[Data records]
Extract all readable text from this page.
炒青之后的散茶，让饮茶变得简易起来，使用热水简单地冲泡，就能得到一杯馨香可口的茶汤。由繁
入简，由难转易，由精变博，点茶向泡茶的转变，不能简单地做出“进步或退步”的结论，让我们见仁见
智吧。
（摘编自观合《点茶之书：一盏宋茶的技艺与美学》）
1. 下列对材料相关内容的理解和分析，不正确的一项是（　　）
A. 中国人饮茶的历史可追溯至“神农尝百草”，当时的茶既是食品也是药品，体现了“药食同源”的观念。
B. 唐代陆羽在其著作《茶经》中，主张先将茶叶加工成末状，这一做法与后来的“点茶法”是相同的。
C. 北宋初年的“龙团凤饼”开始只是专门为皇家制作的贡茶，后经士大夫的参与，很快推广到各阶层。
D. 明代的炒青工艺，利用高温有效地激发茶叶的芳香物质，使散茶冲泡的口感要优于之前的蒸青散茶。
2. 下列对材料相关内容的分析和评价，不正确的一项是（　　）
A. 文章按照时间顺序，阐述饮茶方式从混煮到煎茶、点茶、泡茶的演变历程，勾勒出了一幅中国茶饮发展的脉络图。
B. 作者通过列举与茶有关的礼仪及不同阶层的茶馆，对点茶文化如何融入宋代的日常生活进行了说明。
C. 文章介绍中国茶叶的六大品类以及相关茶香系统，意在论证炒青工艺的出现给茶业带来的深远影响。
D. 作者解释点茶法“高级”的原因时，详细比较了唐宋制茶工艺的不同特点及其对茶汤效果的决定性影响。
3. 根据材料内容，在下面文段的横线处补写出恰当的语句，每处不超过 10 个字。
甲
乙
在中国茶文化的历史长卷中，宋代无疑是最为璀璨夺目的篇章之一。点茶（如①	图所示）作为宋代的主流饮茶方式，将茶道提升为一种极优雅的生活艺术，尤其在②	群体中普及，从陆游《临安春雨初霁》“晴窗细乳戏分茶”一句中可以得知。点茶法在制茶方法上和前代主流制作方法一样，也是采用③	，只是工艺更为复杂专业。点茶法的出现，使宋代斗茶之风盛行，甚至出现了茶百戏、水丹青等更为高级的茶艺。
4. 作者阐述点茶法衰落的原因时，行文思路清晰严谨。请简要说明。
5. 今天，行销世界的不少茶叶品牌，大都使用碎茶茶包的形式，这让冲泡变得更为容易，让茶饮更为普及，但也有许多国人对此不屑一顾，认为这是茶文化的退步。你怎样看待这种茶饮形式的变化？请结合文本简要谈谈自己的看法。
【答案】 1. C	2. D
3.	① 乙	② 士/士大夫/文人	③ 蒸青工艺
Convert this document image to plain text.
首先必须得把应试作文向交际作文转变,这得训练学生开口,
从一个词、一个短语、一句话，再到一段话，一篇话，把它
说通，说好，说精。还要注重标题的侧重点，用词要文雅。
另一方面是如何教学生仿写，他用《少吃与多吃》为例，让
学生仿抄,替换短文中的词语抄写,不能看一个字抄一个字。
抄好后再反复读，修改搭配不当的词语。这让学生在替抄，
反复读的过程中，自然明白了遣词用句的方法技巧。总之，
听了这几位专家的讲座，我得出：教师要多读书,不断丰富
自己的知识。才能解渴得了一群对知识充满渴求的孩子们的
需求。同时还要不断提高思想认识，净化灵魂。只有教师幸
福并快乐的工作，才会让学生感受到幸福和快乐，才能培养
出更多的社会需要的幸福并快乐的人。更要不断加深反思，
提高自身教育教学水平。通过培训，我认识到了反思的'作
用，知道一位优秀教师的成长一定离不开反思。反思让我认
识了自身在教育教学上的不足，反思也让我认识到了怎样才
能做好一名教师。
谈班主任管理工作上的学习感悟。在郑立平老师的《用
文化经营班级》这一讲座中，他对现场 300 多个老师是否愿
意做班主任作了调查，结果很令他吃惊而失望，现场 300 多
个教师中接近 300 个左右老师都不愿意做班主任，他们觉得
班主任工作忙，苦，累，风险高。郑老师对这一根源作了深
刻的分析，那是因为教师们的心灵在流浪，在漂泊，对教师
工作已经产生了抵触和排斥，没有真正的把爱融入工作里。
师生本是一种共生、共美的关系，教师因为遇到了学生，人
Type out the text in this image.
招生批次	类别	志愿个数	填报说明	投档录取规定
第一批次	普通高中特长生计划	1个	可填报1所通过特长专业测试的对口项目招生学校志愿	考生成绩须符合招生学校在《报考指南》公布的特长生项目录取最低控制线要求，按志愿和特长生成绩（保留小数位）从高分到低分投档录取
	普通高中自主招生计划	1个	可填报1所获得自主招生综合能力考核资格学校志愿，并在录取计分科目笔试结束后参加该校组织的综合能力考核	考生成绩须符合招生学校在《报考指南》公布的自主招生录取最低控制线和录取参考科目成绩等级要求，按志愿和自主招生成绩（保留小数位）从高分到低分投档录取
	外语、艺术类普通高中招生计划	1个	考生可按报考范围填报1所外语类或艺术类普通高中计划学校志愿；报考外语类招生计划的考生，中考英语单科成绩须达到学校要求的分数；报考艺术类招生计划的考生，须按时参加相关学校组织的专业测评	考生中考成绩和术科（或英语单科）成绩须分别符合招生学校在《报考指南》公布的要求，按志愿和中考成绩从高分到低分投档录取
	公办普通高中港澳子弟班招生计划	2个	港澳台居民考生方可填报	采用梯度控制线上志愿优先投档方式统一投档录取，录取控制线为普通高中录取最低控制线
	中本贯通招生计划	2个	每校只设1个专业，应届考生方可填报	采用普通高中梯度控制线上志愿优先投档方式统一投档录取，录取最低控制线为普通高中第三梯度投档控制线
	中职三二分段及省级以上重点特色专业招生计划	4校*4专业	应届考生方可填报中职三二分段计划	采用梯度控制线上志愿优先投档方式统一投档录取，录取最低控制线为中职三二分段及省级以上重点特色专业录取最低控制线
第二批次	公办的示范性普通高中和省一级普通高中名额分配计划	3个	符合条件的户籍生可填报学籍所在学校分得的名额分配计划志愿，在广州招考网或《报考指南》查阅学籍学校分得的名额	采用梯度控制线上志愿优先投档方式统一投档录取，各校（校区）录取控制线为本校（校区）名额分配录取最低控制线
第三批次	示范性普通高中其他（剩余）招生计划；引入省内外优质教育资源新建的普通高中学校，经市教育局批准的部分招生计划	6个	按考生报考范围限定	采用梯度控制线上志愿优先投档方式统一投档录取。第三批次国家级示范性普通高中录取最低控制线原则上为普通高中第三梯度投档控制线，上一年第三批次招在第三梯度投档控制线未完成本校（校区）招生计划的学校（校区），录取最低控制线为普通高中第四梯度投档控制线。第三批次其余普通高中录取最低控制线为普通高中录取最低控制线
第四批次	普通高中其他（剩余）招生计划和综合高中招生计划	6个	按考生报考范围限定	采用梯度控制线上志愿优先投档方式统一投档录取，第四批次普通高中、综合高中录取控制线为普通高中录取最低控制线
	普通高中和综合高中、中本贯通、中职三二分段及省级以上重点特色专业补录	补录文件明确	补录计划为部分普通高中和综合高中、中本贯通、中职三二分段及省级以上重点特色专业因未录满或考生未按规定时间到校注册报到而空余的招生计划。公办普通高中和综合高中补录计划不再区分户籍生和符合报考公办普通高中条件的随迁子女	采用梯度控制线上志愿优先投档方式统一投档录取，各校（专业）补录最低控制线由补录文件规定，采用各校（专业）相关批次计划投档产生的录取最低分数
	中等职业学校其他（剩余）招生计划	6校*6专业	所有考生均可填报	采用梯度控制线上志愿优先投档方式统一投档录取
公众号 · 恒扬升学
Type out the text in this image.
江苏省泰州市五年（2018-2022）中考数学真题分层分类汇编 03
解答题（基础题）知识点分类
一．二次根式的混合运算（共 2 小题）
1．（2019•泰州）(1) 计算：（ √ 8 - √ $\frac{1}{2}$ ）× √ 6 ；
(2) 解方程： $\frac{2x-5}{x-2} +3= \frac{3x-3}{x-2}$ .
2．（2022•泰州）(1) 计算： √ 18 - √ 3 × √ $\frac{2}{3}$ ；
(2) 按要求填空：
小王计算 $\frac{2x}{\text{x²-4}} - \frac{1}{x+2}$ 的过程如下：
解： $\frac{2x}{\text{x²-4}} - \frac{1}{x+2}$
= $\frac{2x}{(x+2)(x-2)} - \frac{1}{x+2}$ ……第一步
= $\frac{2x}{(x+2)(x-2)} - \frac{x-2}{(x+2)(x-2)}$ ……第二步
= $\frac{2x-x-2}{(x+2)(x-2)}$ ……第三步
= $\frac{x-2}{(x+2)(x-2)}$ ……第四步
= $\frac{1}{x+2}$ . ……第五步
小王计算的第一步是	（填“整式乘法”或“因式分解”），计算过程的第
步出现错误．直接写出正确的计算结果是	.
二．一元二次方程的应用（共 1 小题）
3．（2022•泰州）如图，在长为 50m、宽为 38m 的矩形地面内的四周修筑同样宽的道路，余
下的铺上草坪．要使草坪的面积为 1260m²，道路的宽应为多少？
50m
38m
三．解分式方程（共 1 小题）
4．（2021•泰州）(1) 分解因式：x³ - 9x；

* _Problem_: Only a number is wanted: how many lines of the data above contain "frac"?

* _The solution_: 10